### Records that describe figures
════════════════════

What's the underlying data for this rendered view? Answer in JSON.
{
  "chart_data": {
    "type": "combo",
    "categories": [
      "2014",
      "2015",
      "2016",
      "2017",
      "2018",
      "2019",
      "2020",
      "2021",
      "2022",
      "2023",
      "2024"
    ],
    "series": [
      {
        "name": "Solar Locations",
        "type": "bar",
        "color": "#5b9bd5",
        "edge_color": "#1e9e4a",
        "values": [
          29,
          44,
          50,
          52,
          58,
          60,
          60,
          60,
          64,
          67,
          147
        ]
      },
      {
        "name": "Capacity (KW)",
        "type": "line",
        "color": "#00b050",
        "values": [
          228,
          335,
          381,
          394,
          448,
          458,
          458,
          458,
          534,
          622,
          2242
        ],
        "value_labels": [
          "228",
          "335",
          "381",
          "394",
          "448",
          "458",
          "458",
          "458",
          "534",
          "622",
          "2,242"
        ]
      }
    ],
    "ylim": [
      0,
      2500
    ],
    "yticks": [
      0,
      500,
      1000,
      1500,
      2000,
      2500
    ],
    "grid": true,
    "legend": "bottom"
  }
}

════════════════════

Reproduce the data shown above exactly.

What's the underlying data for this rendered view? Answer in JSON.
{
  "chart_data": {
    "type": "combo",
    "categories": [
      "2014",
      "2015",
      "2016",
      "2017",
      "2018",
      "2019",
      "2020",
      "2021",
      "2022",
      "2023",
      "2024"
    ],
    "series": [
      {
        "name": "Solar Locations",
        "type": "bar",
        "color": "#5b9bd5",
        "edge_color": "#1e9e4a",
        "values": [
          29,
          44,
          50,
          52,
          58,
          60,
          60,
          60,
          64,
          67,
          147
        ]
      },
      {
        "name": "Capacity (KW)",
        "type": "line",
        "color": "#00b050",
        "values": [
          228,
          335,
          381,
          394,
          448,
          458,
          458,
          458,
          534,
          622,
          2242
        ],
        "value_labels": [
          "228",
          "335",
          "381",
          "394",
          "448",
          "458",
          "458",
          "458",
          "534",
          "622",
          "2,242"
        ]
      }
    ],
    "ylim": [
      0,
      2500
    ],
    "yticks": [
      0,
      500,
      1000,
      1500,
      2000,
      2500
    ],
    "grid": true,
    "legend": "bottom"
  }
}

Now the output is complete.